Instructions to follow: Copy out all of the data exactly as it appears.

[Begin Data for the task]

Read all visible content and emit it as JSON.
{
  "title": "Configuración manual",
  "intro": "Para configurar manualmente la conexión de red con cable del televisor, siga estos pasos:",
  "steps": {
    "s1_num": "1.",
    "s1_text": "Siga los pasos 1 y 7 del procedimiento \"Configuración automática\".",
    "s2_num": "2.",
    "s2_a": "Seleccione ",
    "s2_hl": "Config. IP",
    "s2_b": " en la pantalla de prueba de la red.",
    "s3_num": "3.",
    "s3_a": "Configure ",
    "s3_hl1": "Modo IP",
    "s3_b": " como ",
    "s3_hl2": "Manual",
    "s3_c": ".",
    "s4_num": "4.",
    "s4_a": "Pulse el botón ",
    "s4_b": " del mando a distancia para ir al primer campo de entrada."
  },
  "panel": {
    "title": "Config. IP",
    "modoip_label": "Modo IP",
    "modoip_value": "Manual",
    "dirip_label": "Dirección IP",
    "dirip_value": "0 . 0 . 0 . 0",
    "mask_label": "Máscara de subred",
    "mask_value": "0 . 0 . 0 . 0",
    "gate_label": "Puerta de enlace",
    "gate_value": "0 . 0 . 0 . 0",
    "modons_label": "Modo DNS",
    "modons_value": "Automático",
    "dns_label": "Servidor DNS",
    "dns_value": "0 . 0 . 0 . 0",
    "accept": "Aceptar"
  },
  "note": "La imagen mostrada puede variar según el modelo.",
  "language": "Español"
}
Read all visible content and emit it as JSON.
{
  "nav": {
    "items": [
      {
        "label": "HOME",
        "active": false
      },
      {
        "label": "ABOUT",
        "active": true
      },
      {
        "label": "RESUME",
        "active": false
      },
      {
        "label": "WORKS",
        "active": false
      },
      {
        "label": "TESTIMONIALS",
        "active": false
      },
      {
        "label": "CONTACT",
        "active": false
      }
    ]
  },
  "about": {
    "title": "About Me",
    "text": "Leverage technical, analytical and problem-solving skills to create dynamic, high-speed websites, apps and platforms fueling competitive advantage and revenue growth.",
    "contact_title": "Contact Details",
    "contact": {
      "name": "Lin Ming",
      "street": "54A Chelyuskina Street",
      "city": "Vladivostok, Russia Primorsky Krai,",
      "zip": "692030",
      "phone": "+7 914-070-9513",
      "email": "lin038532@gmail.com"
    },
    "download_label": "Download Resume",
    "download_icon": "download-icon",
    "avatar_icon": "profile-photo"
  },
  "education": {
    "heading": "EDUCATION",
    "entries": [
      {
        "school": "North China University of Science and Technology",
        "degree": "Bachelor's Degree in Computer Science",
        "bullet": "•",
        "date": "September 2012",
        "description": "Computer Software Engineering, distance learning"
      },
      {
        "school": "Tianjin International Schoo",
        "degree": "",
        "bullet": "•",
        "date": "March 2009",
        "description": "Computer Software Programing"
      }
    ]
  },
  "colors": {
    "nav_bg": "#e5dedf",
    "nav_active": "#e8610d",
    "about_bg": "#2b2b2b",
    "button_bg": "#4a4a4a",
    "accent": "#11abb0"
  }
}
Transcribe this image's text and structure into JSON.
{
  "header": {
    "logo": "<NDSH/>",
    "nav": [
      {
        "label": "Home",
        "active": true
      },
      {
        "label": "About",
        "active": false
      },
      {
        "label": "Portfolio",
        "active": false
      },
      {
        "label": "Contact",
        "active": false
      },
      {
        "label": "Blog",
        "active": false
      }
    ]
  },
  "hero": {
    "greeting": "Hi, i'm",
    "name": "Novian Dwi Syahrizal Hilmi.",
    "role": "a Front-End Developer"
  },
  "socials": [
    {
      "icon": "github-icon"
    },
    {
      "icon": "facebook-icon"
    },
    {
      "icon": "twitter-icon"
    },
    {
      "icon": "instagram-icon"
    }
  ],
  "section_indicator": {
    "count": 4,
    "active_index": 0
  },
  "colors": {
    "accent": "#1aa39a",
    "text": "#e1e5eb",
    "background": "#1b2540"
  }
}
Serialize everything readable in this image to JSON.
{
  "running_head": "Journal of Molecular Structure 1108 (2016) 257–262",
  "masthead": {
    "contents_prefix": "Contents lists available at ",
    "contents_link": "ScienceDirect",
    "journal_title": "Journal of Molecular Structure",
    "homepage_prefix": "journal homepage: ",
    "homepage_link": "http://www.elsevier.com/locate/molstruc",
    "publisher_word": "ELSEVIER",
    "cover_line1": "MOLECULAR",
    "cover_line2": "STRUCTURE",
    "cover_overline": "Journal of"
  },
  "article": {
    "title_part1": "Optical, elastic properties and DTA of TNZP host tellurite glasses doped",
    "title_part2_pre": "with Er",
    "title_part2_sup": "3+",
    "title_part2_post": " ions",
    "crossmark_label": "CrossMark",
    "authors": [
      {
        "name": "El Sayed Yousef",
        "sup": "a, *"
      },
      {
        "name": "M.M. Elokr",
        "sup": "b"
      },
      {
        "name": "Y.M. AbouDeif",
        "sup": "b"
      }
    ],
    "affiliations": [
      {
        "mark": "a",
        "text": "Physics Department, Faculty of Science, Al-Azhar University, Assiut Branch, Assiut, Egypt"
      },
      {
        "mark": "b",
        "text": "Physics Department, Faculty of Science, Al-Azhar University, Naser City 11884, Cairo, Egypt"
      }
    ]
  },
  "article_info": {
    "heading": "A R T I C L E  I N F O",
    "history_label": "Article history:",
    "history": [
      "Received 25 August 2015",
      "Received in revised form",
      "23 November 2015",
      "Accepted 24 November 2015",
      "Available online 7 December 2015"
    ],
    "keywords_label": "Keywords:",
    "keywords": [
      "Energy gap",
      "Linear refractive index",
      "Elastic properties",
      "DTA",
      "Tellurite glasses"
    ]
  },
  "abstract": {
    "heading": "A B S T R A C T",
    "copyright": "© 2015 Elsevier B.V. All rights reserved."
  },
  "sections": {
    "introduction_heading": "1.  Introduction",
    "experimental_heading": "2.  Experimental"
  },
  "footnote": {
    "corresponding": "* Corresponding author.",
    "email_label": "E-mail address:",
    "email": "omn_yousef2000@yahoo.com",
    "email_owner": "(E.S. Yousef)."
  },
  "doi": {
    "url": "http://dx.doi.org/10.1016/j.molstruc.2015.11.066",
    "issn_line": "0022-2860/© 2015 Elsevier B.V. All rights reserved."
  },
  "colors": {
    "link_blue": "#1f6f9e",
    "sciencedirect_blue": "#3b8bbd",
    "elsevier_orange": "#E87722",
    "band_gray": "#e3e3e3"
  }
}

[End Data for the task]

Exercise answer:
Read all visible content and emit it as JSON.
{
  "title": "Configuración manual",
  "intro": "Para configurar manualmente la conexión de red con cable del televisor, siga estos pasos:",
  "steps": {
    "s1_num": "1.",
    "s1_text": "Siga los pasos 1 y 7 del procedimiento \"Configuración automática\".",
    "s2_num": "2.",
    "s2_a": "Seleccione ",
    "s2_hl": "Config. IP",
    "s2_b": " en la pantalla de prueba de la red.",
    "s3_num": "3.",
    "s3_a": "Configure ",
    "s3_hl1": "Modo IP",
    "s3_b": " como ",
    "s3_hl2": "Manual",
    "s3_c": ".",
    "s4_num": "4.",
    "s4_a": "Pulse el botón ",
    "s4_b": " del mando a distancia para ir al primer campo de entrada."
  },
  "panel": {
    "title": "Config. IP",
    "modoip_label": "Modo IP",
    "modoip_value": "Manual",
    "dirip_label": "Dirección IP",
    "dirip_value": "0 . 0 . 0 . 0",
    "mask_label": "Máscara de subred",
    "mask_value": "0 . 0 . 0 . 0",
    "gate_label": "Puerta de enlace",
    "gate_value": "0 . 0 . 0 . 0",
    "modons_label": "Modo DNS",
    "modons_value": "Automático",
    "dns_label": "Servidor DNS",
    "dns_value": "0 . 0 . 0 . 0",
    "accept": "Aceptar"
  },
  "note": "La imagen mostrada puede variar según el modelo.",
  "language": "Español"
}
Read all visible content and emit it as JSON.
{
  "nav": {
    "items": [
      {
        "label": "HOME",
        "active": false
      },
      {
        "label": "ABOUT",
        "active": true
      },
      {
        "label": "RESUME",
        "active": false
      },
      {
        "label": "WORKS",
        "active": false
      },
      {
        "label": "TESTIMONIALS",
        "active": false
      },
      {
        "label": "CONTACT",
        "active": false
      }
    ]
  },
  "about": {
    "title": "About Me",
    "text": "Leverage technical, analytical and problem-solving skills to create dynamic, high-speed websites, apps and platforms fueling competitive advantage and revenue growth.",
    "contact_title": "Contact Details",
    "contact": {
      "name": "Lin Ming",
      "street": "54A Chelyuskina Street",
      "city": "Vladivostok, Russia Primorsky Krai,",
      "zip": "692030",
      "phone": "+7 914-070-9513",
      "email": "lin038532@gmail.com"
    },
    "download_label": "Download Resume",
    "download_icon": "download-icon",
    "avatar_icon": "profile-photo"
  },
  "education": {
    "heading": "EDUCATION",
    "entries": [
      {
        "school": "North China University of Science and Technology",
        "degree": "Bachelor's Degree in Computer Science",
        "bullet": "•",
        "date": "September 2012",
        "description": "Computer Software Engineering, distance learning"
      },
      {
        "school": "Tianjin International Schoo",
        "degree": "",
        "bullet": "•",
        "date": "March 2009",
        "description": "Computer Software Programing"
      }
    ]
  },
  "colors": {
    "nav_bg": "#e5dedf",
    "nav_active": "#e8610d",
    "about_bg": "#2b2b2b",
    "button_bg": "#4a4a4a",
    "accent": "#11abb0"
  }
}
Transcribe this image's text and structure into JSON.
{
  "header": {
    "logo": "<NDSH/>",
    "nav": [
      {
        "label": "Home",
        "active": true
      },
      {
        "label": "About",
        "active": false
      },
      {
        "label": "Portfolio",
        "active": false
      },
      {
        "label": "Contact",
        "active": false
      },
      {
        "label": "Blog",
        "active": false
      }
    ]
  },
  "hero": {
    "greeting": "Hi, i'm",
    "name": "Novian Dwi Syahrizal Hilmi.",
    "role": "a Front-End Developer"
  },
  "socials": [
    {
      "icon": "github-icon"
    },
    {
      "icon": "facebook-icon"
    },
    {
      "icon": "twitter-icon"
    },
    {
      "icon": "instagram-icon"
    }
  ],
  "section_indicator": {
    "count": 4,
    "active_index": 0
  },
  "colors": {
    "accent": "#1aa39a",
    "text": "#e1e5eb",
    "background": "#1b2540"
  }
}
Serialize everything readable in this image to JSON.
{
  "running_head": "Journal of Molecular Structure 1108 (2016) 257–262",
  "masthead": {
    "contents_prefix": "Contents lists available at ",
    "contents_link": "ScienceDirect",
    "journal_title": "Journal of Molecular Structure",
    "homepage_prefix": "journal homepage: ",
    "homepage_link": "http://www.elsevier.com/locate/molstruc",
    "publisher_word": "ELSEVIER",
    "cover_line1": "MOLECULAR",
    "cover_line2": "STRUCTURE",
    "cover_overline": "Journal of"
  },
  "article": {
    "title_part1": "Optical, elastic properties and DTA of TNZP host tellurite glasses doped",
    "title_part2_pre": "with Er",
    "title_part2_sup": "3+",
    "title_part2_post": " ions",
    "crossmark_label": "CrossMark",
    "authors": [
      {
        "name": "El Sayed Yousef",
        "sup": "a, *"
      },
      {
        "name": "M.M. Elokr",
        "sup": "b"
      },
      {
        "name": "Y.M. AbouDeif",
        "sup": "b"
      }
    ],
    "affiliations": [
      {
        "mark": "a",
        "text": "Physics Department, Faculty of Science, Al-Azhar University, Assiut Branch, Assiut, Egypt"
      },
      {
        "mark": "b",
        "text": "Physics Department, Faculty of Science, Al-Azhar University, Naser City 11884, Cairo, Egypt"
      }
    ]
  },
  "article_info": {
    "heading": "A R T I C L E  I N F O",
    "history_label": "Article history:",
    "history": [
      "Received 25 August 2015",
      "Received in revised form",
      "23 November 2015",
      "Accepted 24 November 2015",
      "Available online 7 December 2015"
    ],
    "keywords_label": "Keywords:",
    "keywords": [
      "Energy gap",
      "Linear refractive index",
      "Elastic properties",
      "DTA",
      "Tellurite glasses"
    ]
  },
  "abstract": {
    "heading": "A B S T R A C T",
    "copyright": "© 2015 Elsevier B.V. All rights reserved."
  },
  "sections": {
    "introduction_heading": "1.  Introduction",
    "experimental_heading": "2.  Experimental"
  },
  "footnote": {
    "corresponding": "* Corresponding author.",
    "email_label": "E-mail address:",
    "email": "omn_yousef2000@yahoo.com",
    "email_owner": "(E.S. Yousef)."
  },
  "doi": {
    "url": "http://dx.doi.org/10.1016/j.molstruc.2015.11.066",
    "issn_line": "0022-2860/© 2015 Elsevier B.V. All rights reserved."
  },
  "colors": {
    "link_blue": "#1f6f9e",
    "sciencedirect_blue": "#3b8bbd",
    "elsevier_orange": "#E87722",
    "band_gray": "#e3e3e3"
  }
}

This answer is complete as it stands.